# WHAT IS EXPECTED
Scan the records for the string "from"; copy each line where it occurs.

* BEGIN *

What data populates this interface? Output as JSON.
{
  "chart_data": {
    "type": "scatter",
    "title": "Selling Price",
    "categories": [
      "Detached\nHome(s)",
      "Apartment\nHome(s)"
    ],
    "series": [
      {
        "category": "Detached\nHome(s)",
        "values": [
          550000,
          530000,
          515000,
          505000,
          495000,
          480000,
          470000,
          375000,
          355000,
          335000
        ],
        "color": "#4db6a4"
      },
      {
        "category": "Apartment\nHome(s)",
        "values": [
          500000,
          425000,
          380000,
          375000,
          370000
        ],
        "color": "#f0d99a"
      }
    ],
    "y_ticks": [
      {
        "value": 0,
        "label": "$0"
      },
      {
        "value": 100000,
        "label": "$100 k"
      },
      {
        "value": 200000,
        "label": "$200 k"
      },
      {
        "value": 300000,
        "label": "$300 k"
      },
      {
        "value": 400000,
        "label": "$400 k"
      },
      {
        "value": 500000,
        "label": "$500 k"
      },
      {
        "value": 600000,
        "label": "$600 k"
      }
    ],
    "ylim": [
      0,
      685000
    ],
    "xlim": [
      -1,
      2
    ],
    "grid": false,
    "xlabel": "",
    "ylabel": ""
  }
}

* END *
* BEGIN *

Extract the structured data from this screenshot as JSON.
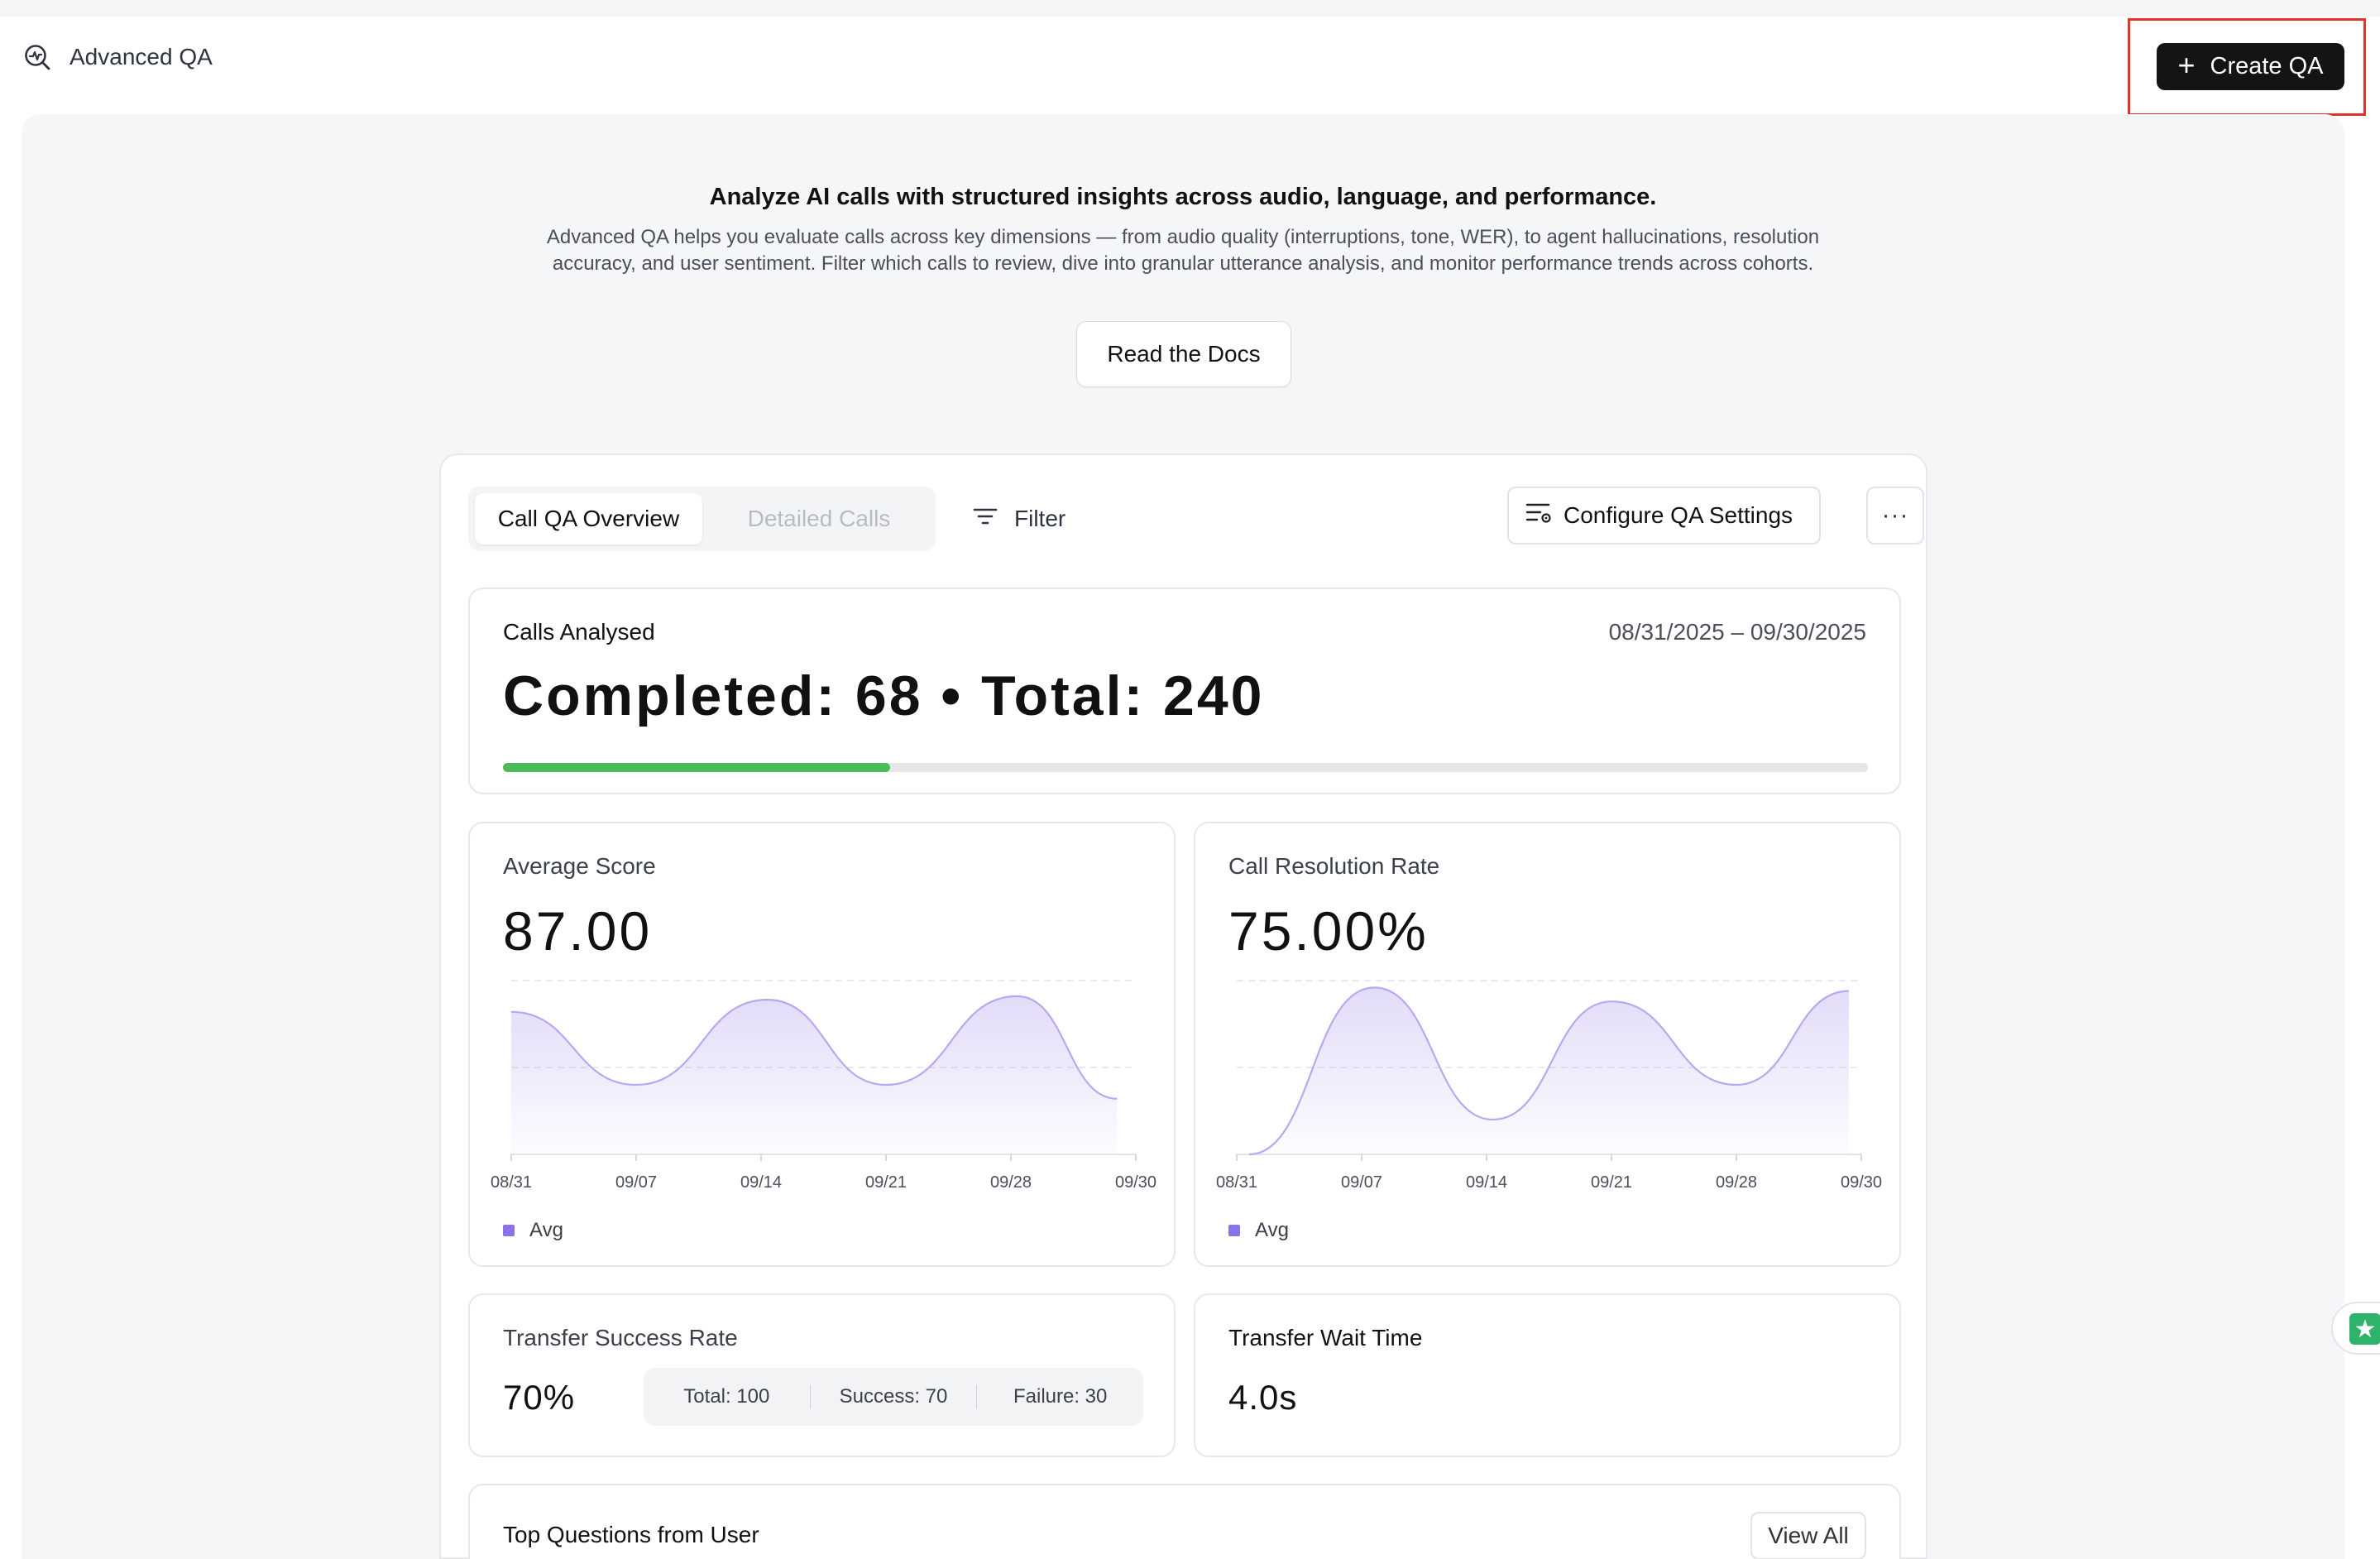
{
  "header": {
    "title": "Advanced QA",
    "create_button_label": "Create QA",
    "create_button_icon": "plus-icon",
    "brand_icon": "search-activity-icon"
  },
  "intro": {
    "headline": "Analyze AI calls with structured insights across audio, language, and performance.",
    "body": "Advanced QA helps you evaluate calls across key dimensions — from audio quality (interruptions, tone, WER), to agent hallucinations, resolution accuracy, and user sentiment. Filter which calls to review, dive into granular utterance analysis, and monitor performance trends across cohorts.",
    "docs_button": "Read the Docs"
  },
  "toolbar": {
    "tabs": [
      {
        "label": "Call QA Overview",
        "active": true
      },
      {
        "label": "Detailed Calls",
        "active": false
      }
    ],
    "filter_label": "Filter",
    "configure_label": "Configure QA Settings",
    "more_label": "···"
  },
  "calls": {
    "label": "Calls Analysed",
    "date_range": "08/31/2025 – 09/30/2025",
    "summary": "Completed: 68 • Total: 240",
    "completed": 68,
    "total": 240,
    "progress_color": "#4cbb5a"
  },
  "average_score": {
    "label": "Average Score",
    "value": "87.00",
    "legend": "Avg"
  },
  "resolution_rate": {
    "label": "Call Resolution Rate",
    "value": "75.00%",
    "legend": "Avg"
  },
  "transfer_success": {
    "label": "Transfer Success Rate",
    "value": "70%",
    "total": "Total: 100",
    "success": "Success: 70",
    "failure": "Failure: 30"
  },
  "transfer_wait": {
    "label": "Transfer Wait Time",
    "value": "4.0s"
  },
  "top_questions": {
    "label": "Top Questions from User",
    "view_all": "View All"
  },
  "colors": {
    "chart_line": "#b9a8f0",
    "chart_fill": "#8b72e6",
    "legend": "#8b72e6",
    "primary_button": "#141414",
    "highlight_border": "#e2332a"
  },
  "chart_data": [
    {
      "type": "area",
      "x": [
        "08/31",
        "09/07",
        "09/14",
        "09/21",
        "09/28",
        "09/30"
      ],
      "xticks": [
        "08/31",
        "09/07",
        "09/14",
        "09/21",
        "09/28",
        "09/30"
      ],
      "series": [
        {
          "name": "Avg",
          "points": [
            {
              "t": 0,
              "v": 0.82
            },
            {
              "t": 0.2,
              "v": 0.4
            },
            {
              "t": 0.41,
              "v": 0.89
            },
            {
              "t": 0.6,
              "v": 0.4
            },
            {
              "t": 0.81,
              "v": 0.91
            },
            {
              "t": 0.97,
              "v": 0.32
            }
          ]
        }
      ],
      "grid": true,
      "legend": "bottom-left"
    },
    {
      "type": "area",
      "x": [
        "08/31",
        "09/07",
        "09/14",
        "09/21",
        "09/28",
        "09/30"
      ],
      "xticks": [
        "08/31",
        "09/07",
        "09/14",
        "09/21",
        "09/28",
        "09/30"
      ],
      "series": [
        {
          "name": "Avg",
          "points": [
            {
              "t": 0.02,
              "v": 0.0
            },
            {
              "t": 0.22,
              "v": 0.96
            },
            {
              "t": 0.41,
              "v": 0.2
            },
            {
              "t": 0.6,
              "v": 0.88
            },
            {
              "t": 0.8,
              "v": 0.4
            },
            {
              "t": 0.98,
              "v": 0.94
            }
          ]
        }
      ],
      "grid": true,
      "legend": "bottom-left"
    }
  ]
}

* END *

# TASK RESPONSE
Extract the structured data from this screenshot as JSON.
    "body": "Advanced QA helps you evaluate calls across key dimensions — from audio quality (interruptions, tone, WER), to agent hallucinations, resolution accuracy, and user sentiment. Filter which calls to review, dive into granular utterance analysis, and monitor performance trends across cohorts.",
    "label": "Top Questions from User",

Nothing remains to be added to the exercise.